To be done: Find each line with the string "головы" and report it.

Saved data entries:
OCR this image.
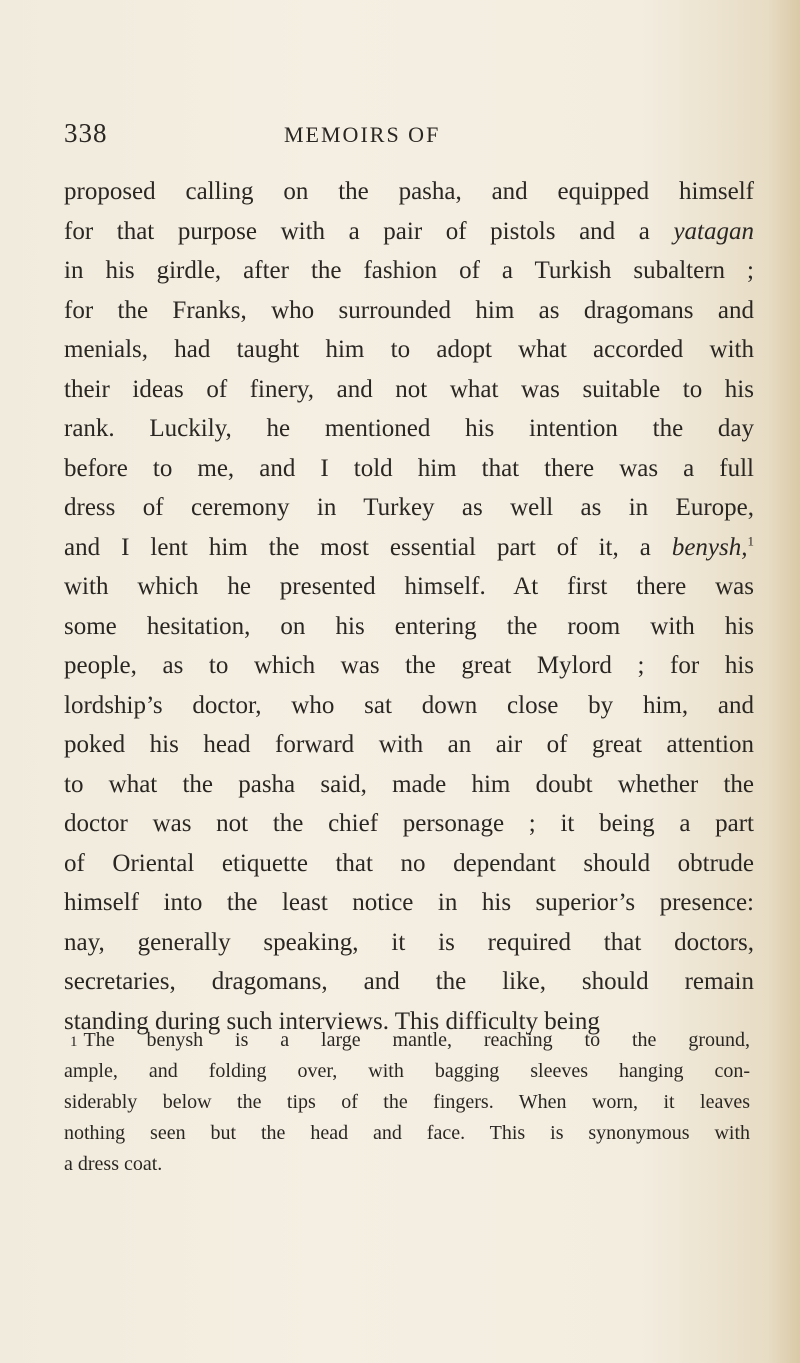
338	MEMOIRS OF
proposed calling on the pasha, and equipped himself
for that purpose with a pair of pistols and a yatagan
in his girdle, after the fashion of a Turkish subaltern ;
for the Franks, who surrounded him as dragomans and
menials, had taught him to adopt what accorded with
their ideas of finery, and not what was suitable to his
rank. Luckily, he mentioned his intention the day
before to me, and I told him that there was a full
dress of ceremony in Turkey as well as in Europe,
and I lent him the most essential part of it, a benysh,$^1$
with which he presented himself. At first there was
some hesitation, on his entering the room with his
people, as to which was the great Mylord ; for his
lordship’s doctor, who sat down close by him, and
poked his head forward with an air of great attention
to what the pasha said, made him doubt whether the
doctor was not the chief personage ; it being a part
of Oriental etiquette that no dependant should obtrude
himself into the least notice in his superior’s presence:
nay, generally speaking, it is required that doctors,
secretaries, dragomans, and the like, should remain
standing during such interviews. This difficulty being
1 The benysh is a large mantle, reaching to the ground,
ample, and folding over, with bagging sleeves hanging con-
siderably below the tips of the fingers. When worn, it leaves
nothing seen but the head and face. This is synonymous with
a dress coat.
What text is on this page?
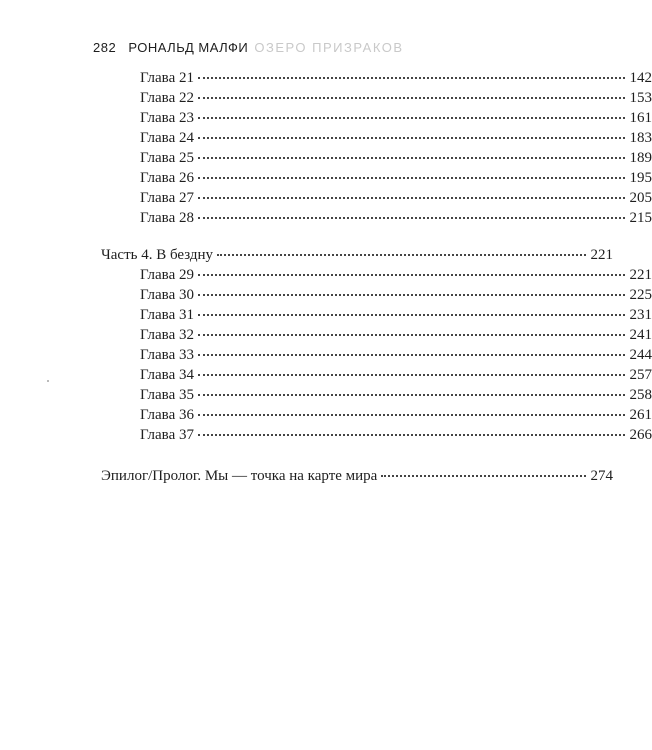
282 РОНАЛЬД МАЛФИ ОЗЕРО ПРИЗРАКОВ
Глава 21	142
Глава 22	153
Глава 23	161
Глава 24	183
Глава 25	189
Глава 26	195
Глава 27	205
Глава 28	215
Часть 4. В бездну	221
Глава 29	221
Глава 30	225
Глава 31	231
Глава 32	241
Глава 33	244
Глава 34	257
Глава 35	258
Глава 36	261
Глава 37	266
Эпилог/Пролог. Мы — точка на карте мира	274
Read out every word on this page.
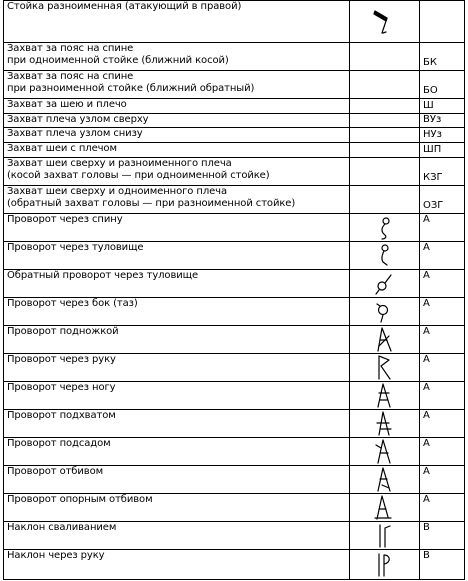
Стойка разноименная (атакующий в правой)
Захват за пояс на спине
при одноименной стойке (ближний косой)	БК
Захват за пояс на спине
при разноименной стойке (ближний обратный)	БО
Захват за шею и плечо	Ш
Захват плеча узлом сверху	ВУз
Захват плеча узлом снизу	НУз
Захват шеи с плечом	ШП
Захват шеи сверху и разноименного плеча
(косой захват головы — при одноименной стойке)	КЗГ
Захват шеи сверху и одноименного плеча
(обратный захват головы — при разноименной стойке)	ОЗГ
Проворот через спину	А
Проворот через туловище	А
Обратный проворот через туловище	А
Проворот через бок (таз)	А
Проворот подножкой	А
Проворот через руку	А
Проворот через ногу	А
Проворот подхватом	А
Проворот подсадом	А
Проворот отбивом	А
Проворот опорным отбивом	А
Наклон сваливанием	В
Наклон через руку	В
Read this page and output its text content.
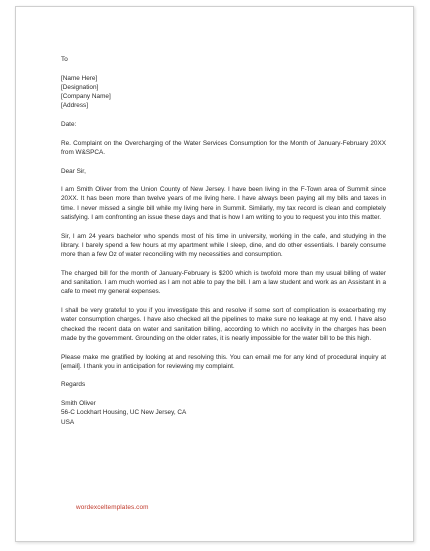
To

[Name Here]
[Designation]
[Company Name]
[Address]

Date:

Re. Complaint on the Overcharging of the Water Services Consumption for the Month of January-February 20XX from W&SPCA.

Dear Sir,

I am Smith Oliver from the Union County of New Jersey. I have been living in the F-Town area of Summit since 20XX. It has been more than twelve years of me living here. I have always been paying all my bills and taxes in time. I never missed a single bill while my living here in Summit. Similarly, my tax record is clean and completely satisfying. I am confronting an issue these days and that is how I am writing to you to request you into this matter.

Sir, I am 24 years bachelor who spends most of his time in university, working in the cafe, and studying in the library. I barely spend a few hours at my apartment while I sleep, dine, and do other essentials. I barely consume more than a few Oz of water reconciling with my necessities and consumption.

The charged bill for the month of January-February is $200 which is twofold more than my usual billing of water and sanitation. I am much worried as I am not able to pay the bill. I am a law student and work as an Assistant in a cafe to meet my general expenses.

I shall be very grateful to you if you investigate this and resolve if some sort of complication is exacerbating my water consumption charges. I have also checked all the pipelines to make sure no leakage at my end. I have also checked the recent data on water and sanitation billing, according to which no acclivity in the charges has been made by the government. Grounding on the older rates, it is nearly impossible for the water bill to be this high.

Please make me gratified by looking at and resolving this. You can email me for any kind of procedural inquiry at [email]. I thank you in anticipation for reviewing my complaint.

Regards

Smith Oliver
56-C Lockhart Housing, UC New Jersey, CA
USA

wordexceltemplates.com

Written solution:
(косой захват головы — при одноименной стойке)	КЗГ
(обратный захват головы — при разноименной стойке)	ОЗГ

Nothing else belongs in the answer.